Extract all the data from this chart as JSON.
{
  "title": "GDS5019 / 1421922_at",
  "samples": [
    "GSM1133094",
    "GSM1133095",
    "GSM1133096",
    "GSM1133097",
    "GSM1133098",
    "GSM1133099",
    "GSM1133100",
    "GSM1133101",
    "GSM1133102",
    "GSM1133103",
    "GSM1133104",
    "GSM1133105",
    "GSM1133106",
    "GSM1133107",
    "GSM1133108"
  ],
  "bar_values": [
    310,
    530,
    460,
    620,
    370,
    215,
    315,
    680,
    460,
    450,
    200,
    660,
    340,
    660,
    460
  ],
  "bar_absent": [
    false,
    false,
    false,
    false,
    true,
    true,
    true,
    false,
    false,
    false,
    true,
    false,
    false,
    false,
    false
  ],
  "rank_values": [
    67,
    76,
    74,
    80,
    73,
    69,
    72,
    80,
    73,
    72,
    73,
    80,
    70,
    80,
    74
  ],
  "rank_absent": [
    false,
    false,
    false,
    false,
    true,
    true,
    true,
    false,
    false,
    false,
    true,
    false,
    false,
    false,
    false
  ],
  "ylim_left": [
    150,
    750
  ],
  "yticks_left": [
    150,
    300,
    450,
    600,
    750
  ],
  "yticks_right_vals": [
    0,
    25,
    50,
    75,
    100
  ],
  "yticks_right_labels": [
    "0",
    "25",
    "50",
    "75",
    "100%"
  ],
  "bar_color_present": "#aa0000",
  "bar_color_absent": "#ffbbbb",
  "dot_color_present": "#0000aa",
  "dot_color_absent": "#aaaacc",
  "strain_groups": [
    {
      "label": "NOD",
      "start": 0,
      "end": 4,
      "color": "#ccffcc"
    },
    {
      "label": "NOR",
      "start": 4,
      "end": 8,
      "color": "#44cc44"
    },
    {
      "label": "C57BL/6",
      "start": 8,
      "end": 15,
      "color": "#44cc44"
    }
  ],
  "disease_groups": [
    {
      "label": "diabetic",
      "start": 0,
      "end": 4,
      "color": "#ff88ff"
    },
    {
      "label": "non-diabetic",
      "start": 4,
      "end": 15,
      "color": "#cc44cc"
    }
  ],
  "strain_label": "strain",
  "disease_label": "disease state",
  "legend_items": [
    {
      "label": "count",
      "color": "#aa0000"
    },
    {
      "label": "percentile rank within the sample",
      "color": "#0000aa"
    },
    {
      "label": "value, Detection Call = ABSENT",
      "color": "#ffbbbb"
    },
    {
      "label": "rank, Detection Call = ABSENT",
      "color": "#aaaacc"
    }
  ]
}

--------------------

:: WORK TO DO ::
What is the number of lines in the listing that include the word "aaaacc"? Give that number and nothing else.

:: TASK RESULT ::
2